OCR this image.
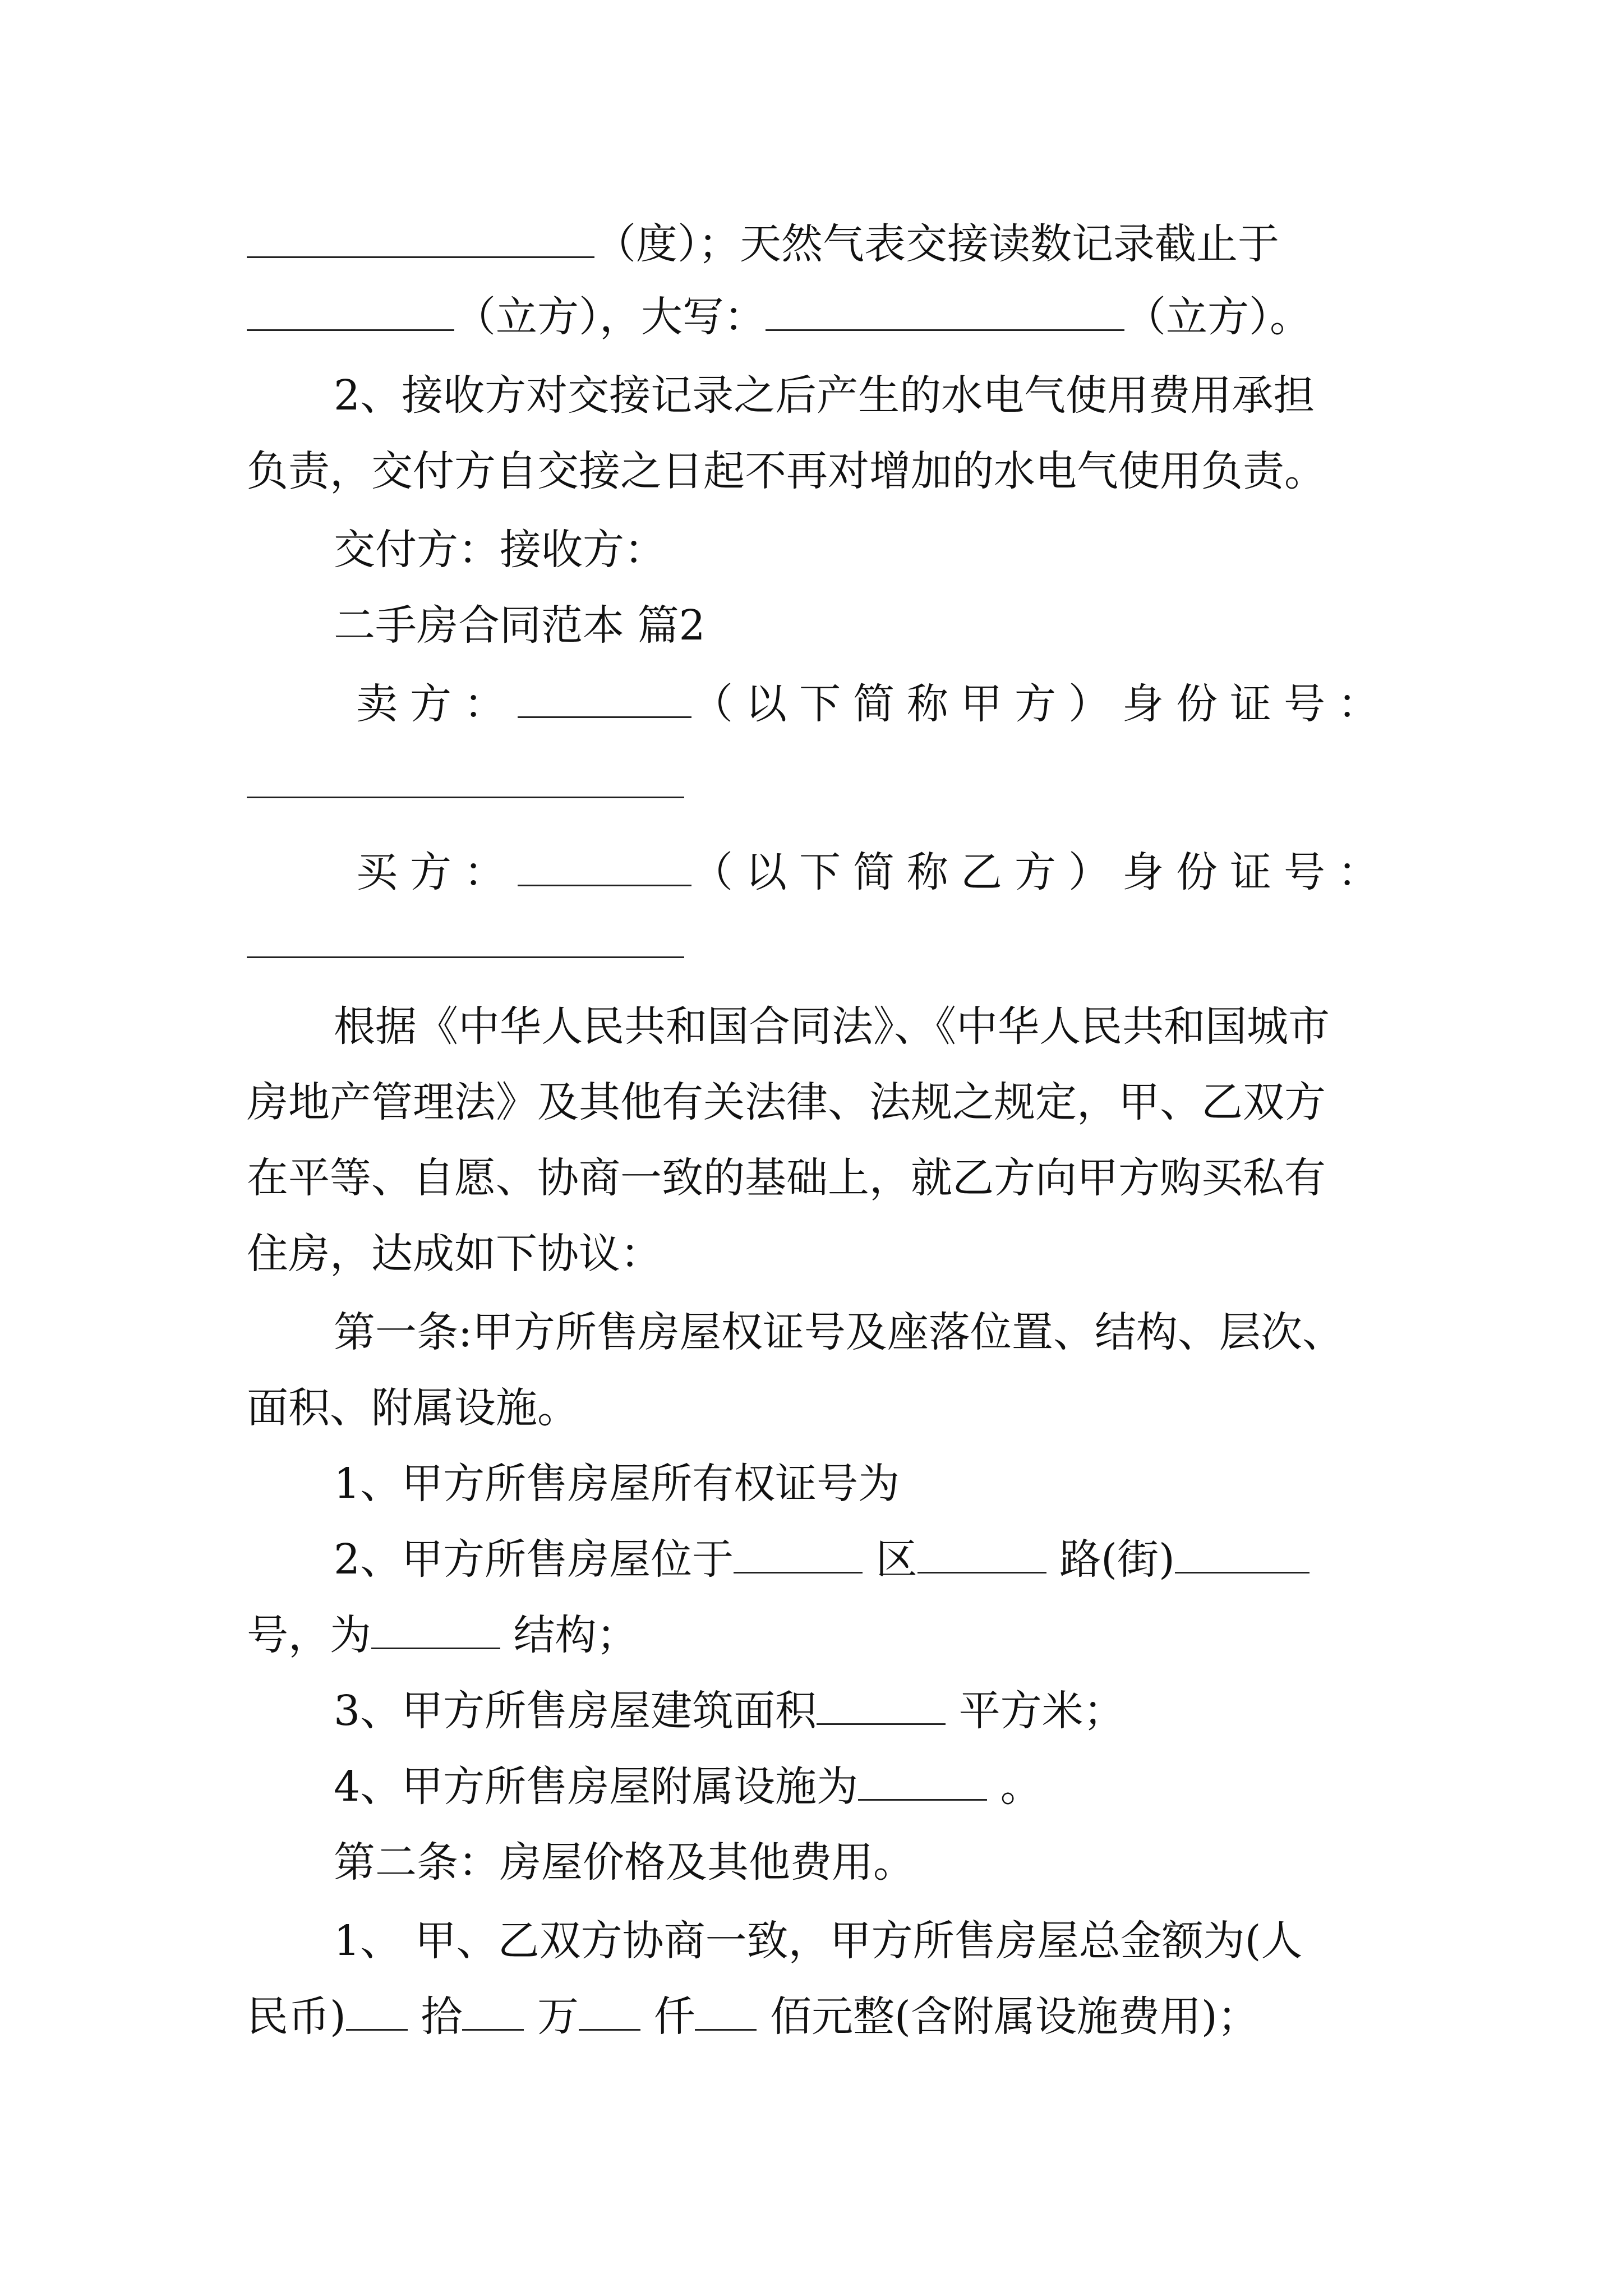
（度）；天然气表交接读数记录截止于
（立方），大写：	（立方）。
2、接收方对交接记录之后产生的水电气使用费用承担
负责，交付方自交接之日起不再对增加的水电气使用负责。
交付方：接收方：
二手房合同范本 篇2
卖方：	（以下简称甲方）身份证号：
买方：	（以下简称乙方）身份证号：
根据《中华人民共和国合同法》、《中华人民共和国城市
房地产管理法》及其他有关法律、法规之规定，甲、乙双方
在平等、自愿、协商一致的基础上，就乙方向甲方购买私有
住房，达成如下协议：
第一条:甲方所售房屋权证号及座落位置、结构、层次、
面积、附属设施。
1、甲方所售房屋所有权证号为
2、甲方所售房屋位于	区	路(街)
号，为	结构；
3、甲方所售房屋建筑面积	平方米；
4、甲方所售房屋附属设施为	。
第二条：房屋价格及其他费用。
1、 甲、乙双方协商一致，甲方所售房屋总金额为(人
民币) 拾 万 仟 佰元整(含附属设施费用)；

● ● ● ●

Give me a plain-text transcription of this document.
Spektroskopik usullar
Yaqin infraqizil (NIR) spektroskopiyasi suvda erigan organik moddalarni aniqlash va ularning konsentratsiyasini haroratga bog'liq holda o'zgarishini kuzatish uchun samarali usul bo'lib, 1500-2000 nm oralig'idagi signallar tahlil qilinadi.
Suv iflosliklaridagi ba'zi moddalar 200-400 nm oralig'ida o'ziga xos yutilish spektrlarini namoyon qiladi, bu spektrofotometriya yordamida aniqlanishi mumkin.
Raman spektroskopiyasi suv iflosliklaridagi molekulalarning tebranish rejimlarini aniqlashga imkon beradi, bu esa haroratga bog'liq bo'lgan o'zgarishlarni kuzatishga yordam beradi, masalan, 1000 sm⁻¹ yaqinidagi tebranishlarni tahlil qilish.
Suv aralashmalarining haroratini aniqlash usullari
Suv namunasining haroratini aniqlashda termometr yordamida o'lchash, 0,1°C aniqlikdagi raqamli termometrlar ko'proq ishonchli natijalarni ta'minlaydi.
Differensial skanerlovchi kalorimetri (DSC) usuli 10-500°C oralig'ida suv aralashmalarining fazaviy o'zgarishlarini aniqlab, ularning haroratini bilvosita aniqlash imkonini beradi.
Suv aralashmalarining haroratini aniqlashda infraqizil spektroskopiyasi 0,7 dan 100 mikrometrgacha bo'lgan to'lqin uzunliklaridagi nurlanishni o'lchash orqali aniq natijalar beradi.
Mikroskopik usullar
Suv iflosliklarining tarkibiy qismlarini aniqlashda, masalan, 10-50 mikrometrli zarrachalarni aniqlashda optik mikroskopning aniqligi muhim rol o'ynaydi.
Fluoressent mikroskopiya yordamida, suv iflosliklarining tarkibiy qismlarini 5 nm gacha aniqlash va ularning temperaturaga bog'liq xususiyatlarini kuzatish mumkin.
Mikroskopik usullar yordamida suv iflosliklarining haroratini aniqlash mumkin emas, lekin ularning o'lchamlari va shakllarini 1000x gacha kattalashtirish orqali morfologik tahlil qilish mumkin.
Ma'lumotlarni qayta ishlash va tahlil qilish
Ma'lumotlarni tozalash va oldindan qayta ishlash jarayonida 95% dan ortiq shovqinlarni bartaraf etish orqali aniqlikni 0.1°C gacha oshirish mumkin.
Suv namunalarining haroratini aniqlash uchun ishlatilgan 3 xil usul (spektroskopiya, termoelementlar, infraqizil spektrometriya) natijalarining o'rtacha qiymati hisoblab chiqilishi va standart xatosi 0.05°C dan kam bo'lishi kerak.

● ● ● ●

> [Exercise aim]
Pull out each line containing the word "haroratga" and copy it.

> [Output for this exercise]
Yaqin infraqizil (NIR) spektroskopiyasi suvda erigan organik moddalarni aniqlash va ularning konsentratsiyasini haroratga bog'liq holda o'zgarishini kuzatish uchun samarali usul bo'lib, 1500-2000 nm oralig'idagi signallar tahlil qilinadi.
Raman spektroskopiyasi suv iflosliklaridagi molekulalarning tebranish rejimlarini aniqlashga imkon beradi, bu esa haroratga bog'liq bo'lgan o'zgarishlarni kuzatishga yordam beradi, masalan, 1000 sm⁻¹ yaqinidagi tebranishlarni tahlil qilish.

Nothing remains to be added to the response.